- [TASK REQUIREMENTS]:
Wherever the word "goods" turns up in a line of the entries, copy that line.
--- DATASET ROWS ---
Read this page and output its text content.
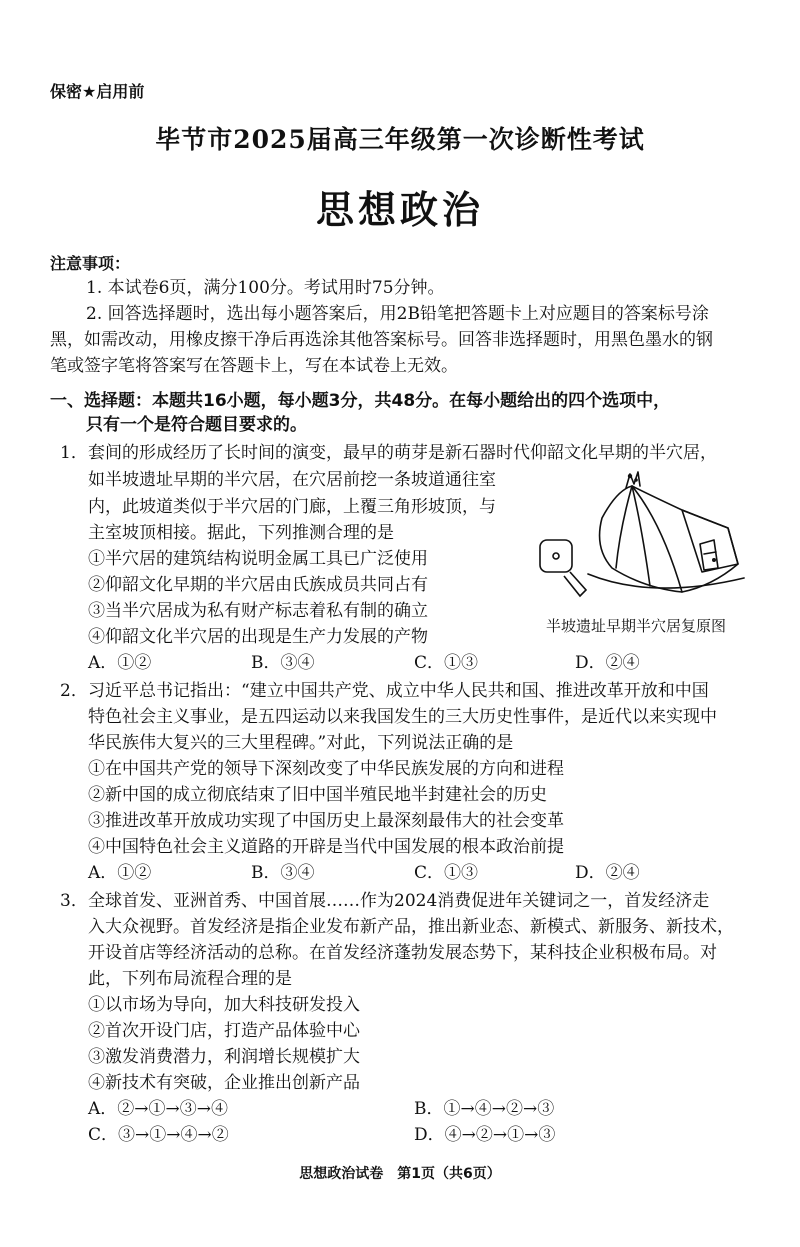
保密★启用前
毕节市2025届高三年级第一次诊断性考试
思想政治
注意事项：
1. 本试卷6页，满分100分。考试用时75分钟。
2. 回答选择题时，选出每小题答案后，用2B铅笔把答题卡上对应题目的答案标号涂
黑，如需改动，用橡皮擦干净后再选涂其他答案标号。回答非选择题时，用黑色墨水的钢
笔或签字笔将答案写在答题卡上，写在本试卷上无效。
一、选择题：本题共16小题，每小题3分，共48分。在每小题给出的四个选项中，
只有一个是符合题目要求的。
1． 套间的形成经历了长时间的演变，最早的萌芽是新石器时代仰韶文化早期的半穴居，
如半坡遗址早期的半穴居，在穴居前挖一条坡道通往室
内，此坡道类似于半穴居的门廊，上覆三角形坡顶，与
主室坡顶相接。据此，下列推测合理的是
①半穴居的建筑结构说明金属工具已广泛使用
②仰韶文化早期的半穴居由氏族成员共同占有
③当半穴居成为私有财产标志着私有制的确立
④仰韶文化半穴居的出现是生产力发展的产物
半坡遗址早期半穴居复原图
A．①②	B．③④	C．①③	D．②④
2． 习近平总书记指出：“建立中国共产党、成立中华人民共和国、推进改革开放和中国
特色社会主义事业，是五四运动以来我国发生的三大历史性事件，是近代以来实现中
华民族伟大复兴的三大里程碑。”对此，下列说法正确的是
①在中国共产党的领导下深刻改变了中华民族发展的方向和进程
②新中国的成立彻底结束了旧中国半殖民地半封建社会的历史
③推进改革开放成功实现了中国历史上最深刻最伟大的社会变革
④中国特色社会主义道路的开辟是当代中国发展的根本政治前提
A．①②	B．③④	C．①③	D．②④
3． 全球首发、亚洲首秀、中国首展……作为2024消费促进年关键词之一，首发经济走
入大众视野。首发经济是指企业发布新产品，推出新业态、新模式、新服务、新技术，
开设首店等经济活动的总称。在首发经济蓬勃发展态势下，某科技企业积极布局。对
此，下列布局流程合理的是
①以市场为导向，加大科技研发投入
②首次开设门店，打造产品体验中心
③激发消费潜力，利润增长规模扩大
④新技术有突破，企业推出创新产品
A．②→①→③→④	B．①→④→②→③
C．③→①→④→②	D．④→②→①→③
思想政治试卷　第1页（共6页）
---
--- DATASET ROWS ---
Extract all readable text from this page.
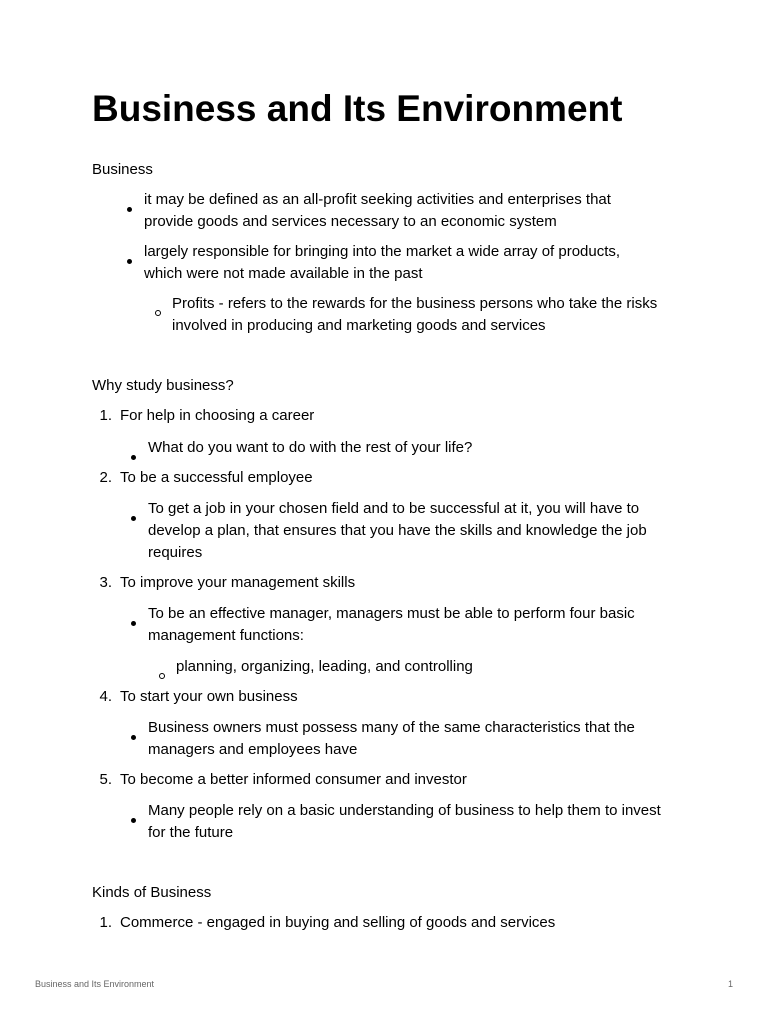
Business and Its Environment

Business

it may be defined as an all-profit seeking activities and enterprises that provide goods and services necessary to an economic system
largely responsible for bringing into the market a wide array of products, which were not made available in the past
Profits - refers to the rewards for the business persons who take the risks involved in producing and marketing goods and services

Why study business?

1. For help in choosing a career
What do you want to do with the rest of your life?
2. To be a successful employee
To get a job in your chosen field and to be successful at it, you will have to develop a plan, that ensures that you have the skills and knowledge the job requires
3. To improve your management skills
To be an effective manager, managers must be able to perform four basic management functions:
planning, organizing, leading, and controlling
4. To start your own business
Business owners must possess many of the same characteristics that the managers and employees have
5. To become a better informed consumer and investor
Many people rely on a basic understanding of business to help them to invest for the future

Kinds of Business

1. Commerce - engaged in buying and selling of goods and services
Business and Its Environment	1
---
- [WORKED ANSWER]:
it may be defined as an all-profit seeking activities and enterprises that provide goods and services necessary to an economic system
Profits - refers to the rewards for the business persons who take the risks involved in producing and marketing goods and services
1. Commerce - engaged in buying and selling of goods and services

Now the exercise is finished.